■ INSTRUCTION
Track down each line that has the word "Kugeln" and copy it.

■ EXTRACTED ENTRIES
----------------

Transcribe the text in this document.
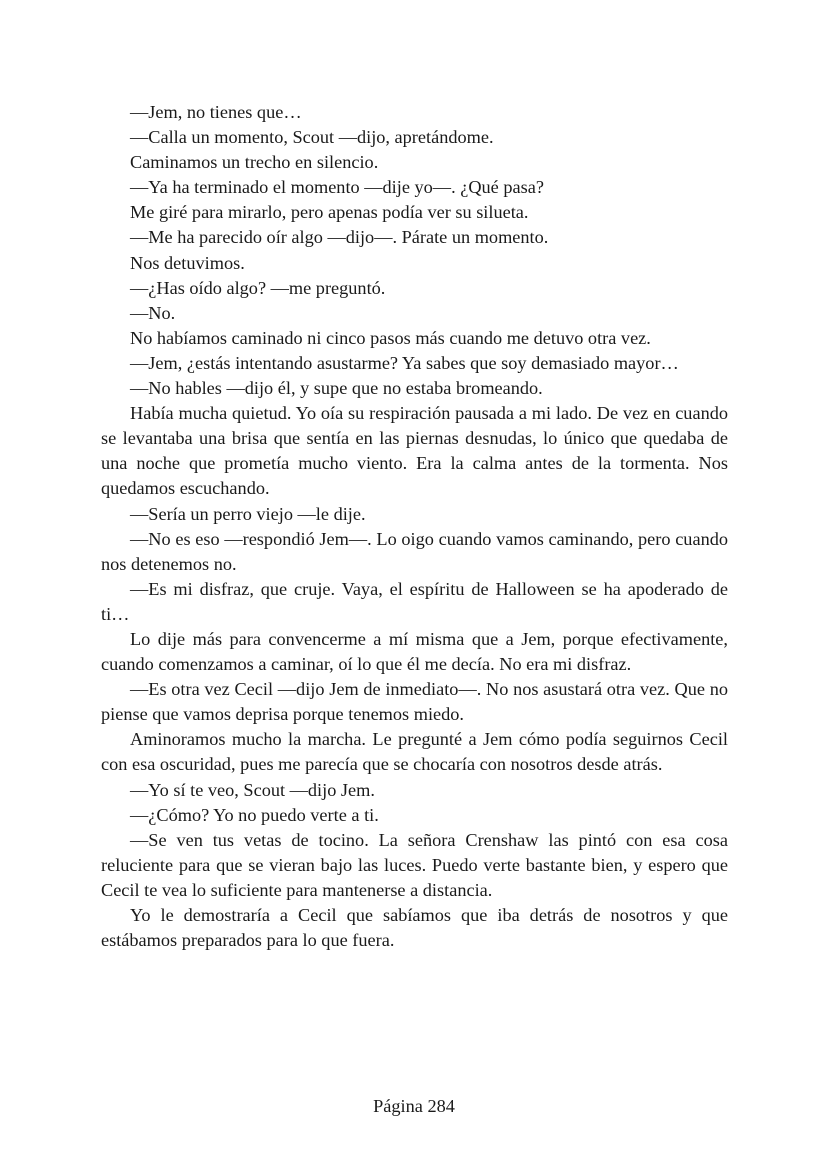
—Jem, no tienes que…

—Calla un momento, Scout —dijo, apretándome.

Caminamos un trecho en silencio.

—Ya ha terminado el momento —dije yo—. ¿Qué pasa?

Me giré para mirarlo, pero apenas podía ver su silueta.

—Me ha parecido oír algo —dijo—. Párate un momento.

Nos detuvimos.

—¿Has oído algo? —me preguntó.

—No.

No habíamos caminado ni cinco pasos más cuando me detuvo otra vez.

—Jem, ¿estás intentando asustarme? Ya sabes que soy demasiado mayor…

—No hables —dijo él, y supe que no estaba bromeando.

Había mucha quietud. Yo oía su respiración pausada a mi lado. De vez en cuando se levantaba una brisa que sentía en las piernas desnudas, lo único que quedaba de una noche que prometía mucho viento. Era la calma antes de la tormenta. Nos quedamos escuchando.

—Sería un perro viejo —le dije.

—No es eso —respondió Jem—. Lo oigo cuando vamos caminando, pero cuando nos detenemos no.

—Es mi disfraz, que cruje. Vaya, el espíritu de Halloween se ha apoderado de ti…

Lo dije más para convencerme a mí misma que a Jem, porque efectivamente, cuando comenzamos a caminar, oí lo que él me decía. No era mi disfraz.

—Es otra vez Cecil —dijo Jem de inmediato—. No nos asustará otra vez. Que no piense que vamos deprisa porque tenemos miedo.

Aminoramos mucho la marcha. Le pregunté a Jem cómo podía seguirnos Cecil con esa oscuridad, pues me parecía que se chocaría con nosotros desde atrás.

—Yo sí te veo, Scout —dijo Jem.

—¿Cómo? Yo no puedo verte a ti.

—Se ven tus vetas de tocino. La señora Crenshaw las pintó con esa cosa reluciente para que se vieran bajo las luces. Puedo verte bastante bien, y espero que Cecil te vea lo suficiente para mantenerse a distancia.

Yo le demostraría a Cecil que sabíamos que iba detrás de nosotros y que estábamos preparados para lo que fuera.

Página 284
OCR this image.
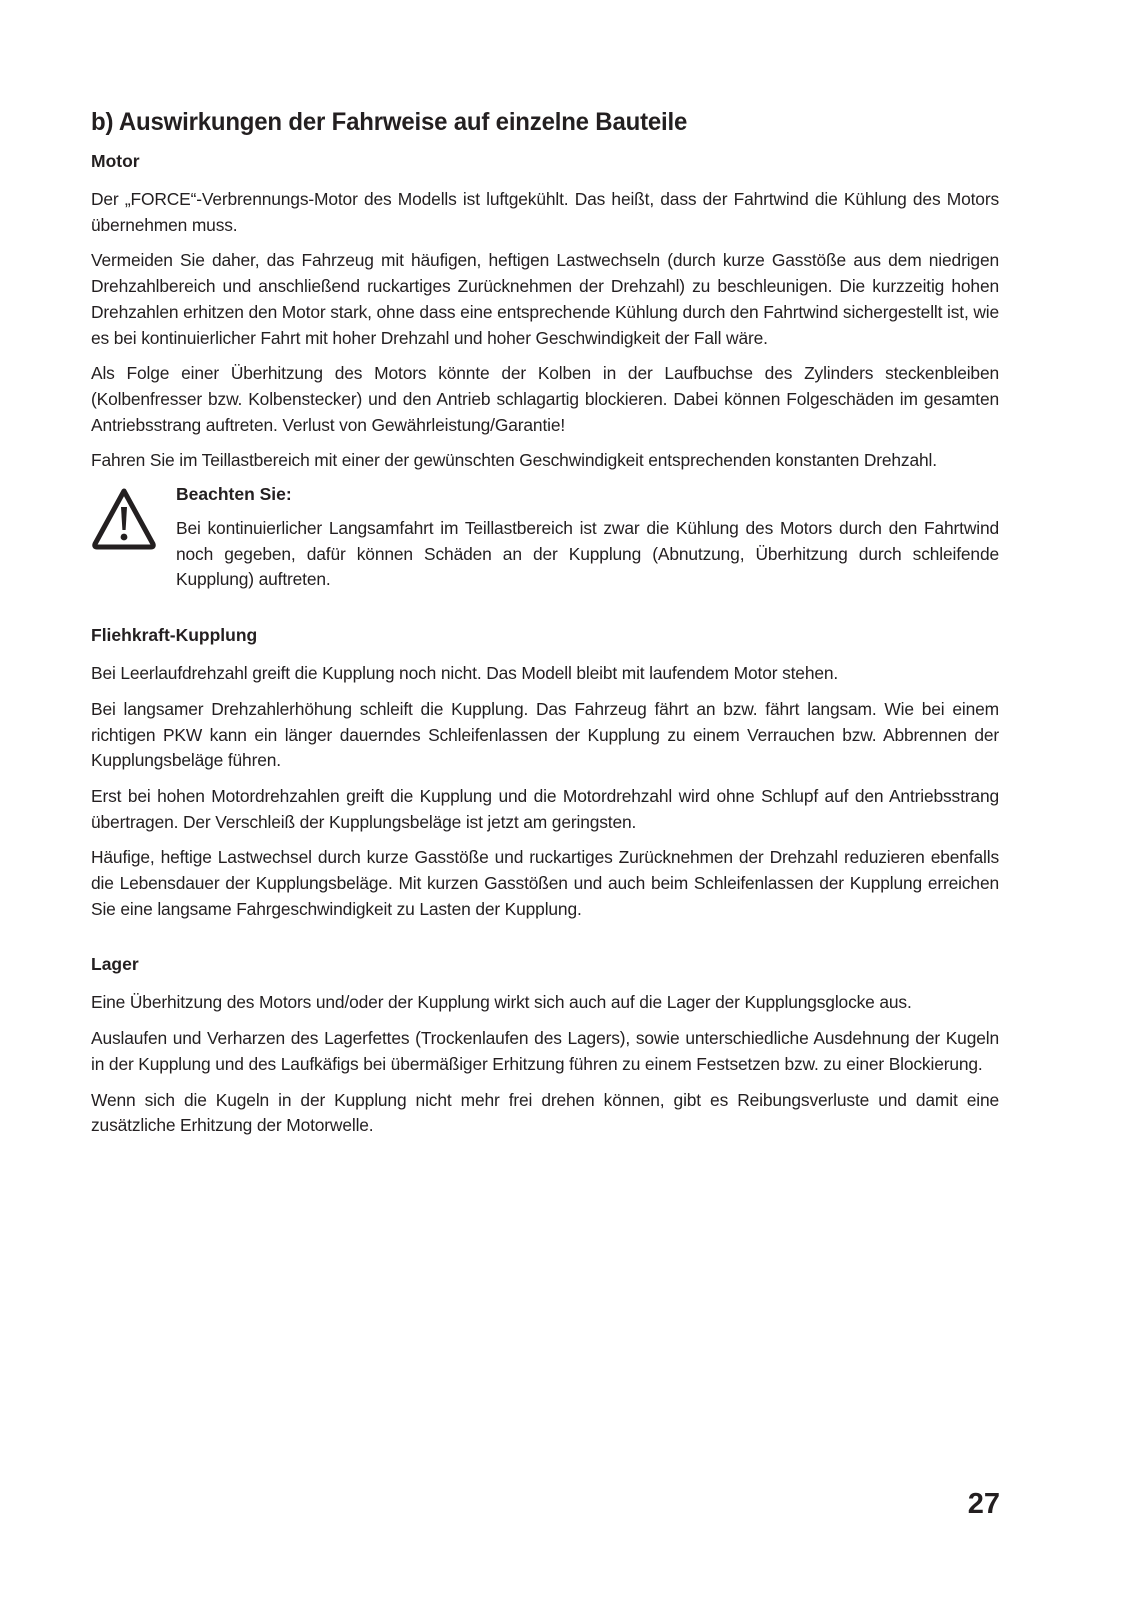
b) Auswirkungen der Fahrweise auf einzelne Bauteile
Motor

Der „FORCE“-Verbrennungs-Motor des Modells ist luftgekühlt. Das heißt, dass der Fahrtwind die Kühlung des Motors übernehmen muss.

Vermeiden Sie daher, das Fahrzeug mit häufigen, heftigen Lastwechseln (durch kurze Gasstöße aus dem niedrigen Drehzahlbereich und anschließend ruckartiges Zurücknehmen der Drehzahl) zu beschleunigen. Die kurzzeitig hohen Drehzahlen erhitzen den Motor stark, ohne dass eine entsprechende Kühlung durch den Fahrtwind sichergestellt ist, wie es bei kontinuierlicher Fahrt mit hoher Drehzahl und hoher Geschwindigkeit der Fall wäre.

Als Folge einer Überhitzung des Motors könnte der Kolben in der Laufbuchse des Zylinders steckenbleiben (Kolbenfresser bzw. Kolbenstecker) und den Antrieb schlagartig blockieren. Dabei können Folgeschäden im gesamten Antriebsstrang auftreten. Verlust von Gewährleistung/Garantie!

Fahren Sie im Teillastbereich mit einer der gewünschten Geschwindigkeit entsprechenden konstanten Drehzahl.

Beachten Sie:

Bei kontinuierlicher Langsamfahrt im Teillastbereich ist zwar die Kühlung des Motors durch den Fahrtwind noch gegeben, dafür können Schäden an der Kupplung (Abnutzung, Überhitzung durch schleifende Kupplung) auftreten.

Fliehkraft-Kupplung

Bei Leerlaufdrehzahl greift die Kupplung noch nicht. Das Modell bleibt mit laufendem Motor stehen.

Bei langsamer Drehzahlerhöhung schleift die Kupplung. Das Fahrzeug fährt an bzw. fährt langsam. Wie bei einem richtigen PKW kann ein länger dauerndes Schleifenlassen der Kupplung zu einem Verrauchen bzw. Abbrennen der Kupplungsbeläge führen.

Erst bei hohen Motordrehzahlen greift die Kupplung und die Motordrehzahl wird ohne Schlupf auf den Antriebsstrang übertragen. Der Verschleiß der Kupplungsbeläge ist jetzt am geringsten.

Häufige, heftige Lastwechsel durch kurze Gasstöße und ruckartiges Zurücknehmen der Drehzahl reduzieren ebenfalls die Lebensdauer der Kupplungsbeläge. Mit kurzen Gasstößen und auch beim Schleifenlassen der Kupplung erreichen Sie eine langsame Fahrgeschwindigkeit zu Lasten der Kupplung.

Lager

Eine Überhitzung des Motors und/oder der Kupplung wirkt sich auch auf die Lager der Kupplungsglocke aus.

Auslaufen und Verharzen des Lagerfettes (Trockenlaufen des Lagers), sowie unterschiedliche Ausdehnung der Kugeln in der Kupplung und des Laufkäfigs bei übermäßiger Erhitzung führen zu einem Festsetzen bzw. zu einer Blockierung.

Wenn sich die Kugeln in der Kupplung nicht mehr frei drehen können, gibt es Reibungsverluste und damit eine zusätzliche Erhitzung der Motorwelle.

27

----------------

■ OUTPUT
Auslaufen und Verharzen des Lagerfettes (Trockenlaufen des Lagers), sowie unterschiedliche Ausdehnung der Kugeln in der Kupplung und des Laufkäfigs bei übermäßiger Erhitzung führen zu einem Festsetzen bzw. zu einer Blockierung.
Wenn sich die Kugeln in der Kupplung nicht mehr frei drehen können, gibt es Reibungsverluste und damit eine zusätzliche Erhitzung der Motorwelle.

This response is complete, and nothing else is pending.